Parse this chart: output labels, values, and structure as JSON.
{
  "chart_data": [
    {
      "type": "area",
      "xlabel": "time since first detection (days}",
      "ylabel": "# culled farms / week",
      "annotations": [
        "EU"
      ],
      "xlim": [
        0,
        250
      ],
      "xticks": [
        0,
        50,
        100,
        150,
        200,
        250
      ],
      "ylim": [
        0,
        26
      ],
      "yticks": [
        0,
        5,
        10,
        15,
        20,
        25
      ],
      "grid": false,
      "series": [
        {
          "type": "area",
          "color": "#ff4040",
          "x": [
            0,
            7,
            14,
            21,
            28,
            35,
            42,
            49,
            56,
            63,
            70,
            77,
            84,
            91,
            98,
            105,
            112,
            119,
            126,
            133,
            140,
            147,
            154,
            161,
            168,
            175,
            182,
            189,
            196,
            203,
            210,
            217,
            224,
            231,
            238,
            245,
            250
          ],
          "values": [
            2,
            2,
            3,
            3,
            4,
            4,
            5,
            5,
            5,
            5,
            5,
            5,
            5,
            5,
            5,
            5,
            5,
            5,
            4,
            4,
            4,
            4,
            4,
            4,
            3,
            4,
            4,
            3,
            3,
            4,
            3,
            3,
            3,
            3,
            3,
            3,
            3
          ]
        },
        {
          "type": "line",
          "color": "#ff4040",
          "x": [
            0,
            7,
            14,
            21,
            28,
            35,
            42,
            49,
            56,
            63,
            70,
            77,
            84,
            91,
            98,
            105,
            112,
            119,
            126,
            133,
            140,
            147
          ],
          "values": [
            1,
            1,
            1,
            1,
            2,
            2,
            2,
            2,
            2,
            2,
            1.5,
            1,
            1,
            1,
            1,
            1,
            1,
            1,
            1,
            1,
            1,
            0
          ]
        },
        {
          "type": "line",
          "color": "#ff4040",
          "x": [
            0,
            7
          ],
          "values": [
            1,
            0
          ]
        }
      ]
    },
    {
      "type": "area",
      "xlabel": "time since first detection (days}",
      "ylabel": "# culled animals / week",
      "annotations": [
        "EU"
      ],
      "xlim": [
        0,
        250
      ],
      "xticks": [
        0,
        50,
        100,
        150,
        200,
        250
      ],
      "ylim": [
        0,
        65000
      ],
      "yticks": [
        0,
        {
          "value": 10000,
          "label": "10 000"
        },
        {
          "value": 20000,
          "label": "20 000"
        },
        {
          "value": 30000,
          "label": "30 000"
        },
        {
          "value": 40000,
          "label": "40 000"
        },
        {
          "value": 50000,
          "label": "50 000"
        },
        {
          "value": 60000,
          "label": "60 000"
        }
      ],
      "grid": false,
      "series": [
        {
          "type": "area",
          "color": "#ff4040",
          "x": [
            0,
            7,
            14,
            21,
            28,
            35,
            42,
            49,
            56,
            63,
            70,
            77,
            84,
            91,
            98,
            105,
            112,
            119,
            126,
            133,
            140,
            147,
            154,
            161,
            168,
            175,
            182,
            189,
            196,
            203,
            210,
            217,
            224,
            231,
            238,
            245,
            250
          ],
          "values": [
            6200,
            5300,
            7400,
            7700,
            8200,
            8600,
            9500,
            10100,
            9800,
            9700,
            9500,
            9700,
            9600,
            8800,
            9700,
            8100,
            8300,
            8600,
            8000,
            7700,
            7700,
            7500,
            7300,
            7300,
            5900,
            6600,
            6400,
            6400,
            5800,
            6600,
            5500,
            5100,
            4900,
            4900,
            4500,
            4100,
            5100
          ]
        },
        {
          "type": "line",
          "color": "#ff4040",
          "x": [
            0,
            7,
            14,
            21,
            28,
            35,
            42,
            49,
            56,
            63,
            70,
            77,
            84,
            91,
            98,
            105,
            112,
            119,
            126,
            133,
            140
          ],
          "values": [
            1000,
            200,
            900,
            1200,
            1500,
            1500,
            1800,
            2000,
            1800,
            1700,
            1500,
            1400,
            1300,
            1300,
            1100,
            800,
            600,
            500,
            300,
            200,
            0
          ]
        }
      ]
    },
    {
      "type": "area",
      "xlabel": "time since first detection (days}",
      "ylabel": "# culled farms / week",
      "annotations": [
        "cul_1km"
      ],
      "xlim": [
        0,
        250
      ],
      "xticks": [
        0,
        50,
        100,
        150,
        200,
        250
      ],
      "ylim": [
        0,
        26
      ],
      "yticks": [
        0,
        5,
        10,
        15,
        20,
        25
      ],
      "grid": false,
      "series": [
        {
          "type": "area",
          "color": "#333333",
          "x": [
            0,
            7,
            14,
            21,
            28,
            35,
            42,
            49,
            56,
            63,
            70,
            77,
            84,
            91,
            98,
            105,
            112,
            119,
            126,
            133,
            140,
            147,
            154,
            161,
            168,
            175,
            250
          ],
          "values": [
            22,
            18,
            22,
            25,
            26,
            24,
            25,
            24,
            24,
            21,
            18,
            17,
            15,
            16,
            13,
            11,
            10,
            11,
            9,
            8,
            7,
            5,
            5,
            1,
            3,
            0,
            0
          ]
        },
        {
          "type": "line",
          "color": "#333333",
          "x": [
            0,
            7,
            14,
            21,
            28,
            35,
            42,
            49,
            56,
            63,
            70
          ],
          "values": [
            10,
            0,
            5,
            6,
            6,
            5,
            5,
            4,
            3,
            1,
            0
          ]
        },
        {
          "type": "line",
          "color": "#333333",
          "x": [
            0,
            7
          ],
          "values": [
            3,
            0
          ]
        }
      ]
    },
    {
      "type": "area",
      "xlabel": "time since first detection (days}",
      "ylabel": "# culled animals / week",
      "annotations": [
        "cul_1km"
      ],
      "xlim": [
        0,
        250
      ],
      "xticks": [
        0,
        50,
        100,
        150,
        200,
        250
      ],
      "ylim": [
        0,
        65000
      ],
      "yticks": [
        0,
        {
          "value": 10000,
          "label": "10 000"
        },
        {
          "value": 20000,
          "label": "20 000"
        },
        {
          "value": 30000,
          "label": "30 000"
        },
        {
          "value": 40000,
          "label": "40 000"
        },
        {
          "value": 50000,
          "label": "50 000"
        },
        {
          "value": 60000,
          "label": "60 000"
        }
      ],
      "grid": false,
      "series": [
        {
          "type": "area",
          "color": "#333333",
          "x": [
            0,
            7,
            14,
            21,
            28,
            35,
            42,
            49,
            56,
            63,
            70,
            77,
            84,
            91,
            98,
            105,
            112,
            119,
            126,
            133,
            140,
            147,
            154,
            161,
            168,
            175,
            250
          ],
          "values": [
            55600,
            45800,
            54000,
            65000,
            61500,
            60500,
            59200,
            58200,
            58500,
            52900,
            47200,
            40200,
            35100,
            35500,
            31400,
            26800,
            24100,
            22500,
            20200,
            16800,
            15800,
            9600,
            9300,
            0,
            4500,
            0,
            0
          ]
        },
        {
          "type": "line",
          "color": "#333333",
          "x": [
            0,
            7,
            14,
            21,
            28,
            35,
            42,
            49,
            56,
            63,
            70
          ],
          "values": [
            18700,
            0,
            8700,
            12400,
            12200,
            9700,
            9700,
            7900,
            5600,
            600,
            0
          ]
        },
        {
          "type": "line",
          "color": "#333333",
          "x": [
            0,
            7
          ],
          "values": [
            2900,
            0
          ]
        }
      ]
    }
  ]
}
##############################
- _Set exercise_:
Your task is to reproduce all of the records exactly.

- _Exercise solution_:
Parse this chart: output labels, values, and structure as JSON.
{
  "chart_data": [
    {
      "type": "area",
      "xlabel": "time since first detection (days}",
      "ylabel": "# culled farms / week",
      "annotations": [
        "EU"
      ],
      "xlim": [
        0,
        250
      ],
      "xticks": [
        0,
        50,
        100,
        150,
        200,
        250
      ],
      "ylim": [
        0,
        26
      ],
      "yticks": [
        0,
        5,
        10,
        15,
        20,
        25
      ],
      "grid": false,
      "series": [
        {
          "type": "area",
          "color": "#ff4040",
          "x": [
            0,
            7,
            14,
            21,
            28,
            35,
            42,
            49,
            56,
            63,
            70,
            77,
            84,
            91,
            98,
            105,
            112,
            119,
            126,
            133,
            140,
            147,
            154,
            161,
            168,
            175,
            182,
            189,
            196,
            203,
            210,
            217,
            224,
            231,
            238,
            245,
            250
          ],
          "values": [
            2,
            2,
            3,
            3,
            4,
            4,
            5,
            5,
            5,
            5,
            5,
            5,
            5,
            5,
            5,
            5,
            5,
            5,
            4,
            4,
            4,
            4,
            4,
            4,
            3,
            4,
            4,
            3,
            3,
            4,
            3,
            3,
            3,
            3,
            3,
            3,
            3
          ]
        },
        {
          "type": "line",
          "color": "#ff4040",
          "x": [
            0,
            7,
            14,
            21,
            28,
            35,
            42,
            49,
            56,
            63,
            70,
            77,
            84,
            91,
            98,
            105,
            112,
            119,
            126,
            133,
            140,
            147
          ],
          "values": [
            1,
            1,
            1,
            1,
            2,
            2,
            2,
            2,
            2,
            2,
            1.5,
            1,
            1,
            1,
            1,
            1,
            1,
            1,
            1,
            1,
            1,
            0
          ]
        },
        {
          "type": "line",
          "color": "#ff4040",
          "x": [
            0,
            7
          ],
          "values": [
            1,
            0
          ]
        }
      ]
    },
    {
      "type": "area",
      "xlabel": "time since first detection (days}",
      "ylabel": "# culled animals / week",
      "annotations": [
        "EU"
      ],
      "xlim": [
        0,
        250
      ],
      "xticks": [
        0,
        50,
        100,
        150,
        200,
        250
      ],
      "ylim": [
        0,
        65000
      ],
      "yticks": [
        0,
        {
          "value": 10000,
          "label": "10 000"
        },
        {
          "value": 20000,
          "label": "20 000"
        },
        {
          "value": 30000,
          "label": "30 000"
        },
        {
          "value": 40000,
          "label": "40 000"
        },
        {
          "value": 50000,
          "label": "50 000"
        },
        {
          "value": 60000,
          "label": "60 000"
        }
      ],
      "grid": false,
      "series": [
        {
          "type": "area",
          "color": "#ff4040",
          "x": [
            0,
            7,
            14,
            21,
            28,
            35,
            42,
            49,
            56,
            63,
            70,
            77,
            84,
            91,
            98,
            105,
            112,
            119,
            126,
            133,
            140,
            147,
            154,
            161,
            168,
            175,
            182,
            189,
            196,
            203,
            210,
            217,
            224,
            231,
            238,
            245,
            250
          ],
          "values": [
            6200,
            5300,
            7400,
            7700,
            8200,
            8600,
            9500,
            10100,
            9800,
            9700,
            9500,
            9700,
            9600,
            8800,
            9700,
            8100,
            8300,
            8600,
            8000,
            7700,
            7700,
            7500,
            7300,
            7300,
            5900,
            6600,
            6400,
            6400,
            5800,
            6600,
            5500,
            5100,
            4900,
            4900,
            4500,
            4100,
            5100
          ]
        },
        {
          "type": "line",
          "color": "#ff4040",
          "x": [
            0,
            7,
            14,
            21,
            28,
            35,
            42,
            49,
            56,
            63,
            70,
            77,
            84,
            91,
            98,
            105,
            112,
            119,
            126,
            133,
            140
          ],
          "values": [
            1000,
            200,
            900,
            1200,
            1500,
            1500,
            1800,
            2000,
            1800,
            1700,
            1500,
            1400,
            1300,
            1300,
            1100,
            800,
            600,
            500,
            300,
            200,
            0
          ]
        }
      ]
    },
    {
      "type": "area",
      "xlabel": "time since first detection (days}",
      "ylabel": "# culled farms / week",
      "annotations": [
        "cul_1km"
      ],
      "xlim": [
        0,
        250
      ],
      "xticks": [
        0,
        50,
        100,
        150,
        200,
        250
      ],
      "ylim": [
        0,
        26
      ],
      "yticks": [
        0,
        5,
        10,
        15,
        20,
        25
      ],
      "grid": false,
      "series": [
        {
          "type": "area",
          "color": "#333333",
          "x": [
            0,
            7,
            14,
            21,
            28,
            35,
            42,
            49,
            56,
            63,
            70,
            77,
            84,
            91,
            98,
            105,
            112,
            119,
            126,
            133,
            140,
            147,
            154,
            161,
            168,
            175,
            250
          ],
          "values": [
            22,
            18,
            22,
            25,
            26,
            24,
            25,
            24,
            24,
            21,
            18,
            17,
            15,
            16,
            13,
            11,
            10,
            11,
            9,
            8,
            7,
            5,
            5,
            1,
            3,
            0,
            0
          ]
        },
        {
          "type": "line",
          "color": "#333333",
          "x": [
            0,
            7,
            14,
            21,
            28,
            35,
            42,
            49,
            56,
            63,
            70
          ],
          "values": [
            10,
            0,
            5,
            6,
            6,
            5,
            5,
            4,
            3,
            1,
            0
          ]
        },
        {
          "type": "line",
          "color": "#333333",
          "x": [
            0,
            7
          ],
          "values": [
            3,
            0
          ]
        }
      ]
    },
    {
      "type": "area",
      "xlabel": "time since first detection (days}",
      "ylabel": "# culled animals / week",
      "annotations": [
        "cul_1km"
      ],
      "xlim": [
        0,
        250
      ],
      "xticks": [
        0,
        50,
        100,
        150,
        200,
        250
      ],
      "ylim": [
        0,
        65000
      ],
      "yticks": [
        0,
        {
          "value": 10000,
          "label": "10 000"
        },
        {
          "value": 20000,
          "label": "20 000"
        },
        {
          "value": 30000,
          "label": "30 000"
        },
        {
          "value": 40000,
          "label": "40 000"
        },
        {
          "value": 50000,
          "label": "50 000"
        },
        {
          "value": 60000,
          "label": "60 000"
        }
      ],
      "grid": false,
      "series": [
        {
          "type": "area",
          "color": "#333333",
          "x": [
            0,
            7,
            14,
            21,
            28,
            35,
            42,
            49,
            56,
            63,
            70,
            77,
            84,
            91,
            98,
            105,
            112,
            119,
            126,
            133,
            140,
            147,
            154,
            161,
            168,
            175,
            250
          ],
          "values": [
            55600,
            45800,
            54000,
            65000,
            61500,
            60500,
            59200,
            58200,
            58500,
            52900,
            47200,
            40200,
            35100,
            35500,
            31400,
            26800,
            24100,
            22500,
            20200,
            16800,
            15800,
            9600,
            9300,
            0,
            4500,
            0,
            0
          ]
        },
        {
          "type": "line",
          "color": "#333333",
          "x": [
            0,
            7,
            14,
            21,
            28,
            35,
            42,
            49,
            56,
            63,
            70
          ],
          "values": [
            18700,
            0,
            8700,
            12400,
            12200,
            9700,
            9700,
            7900,
            5600,
            600,
            0
          ]
        },
        {
          "type": "line",
          "color": "#333333",
          "x": [
            0,
            7
          ],
          "values": [
            2900,
            0
          ]
        }
      ]
    }
  ]
}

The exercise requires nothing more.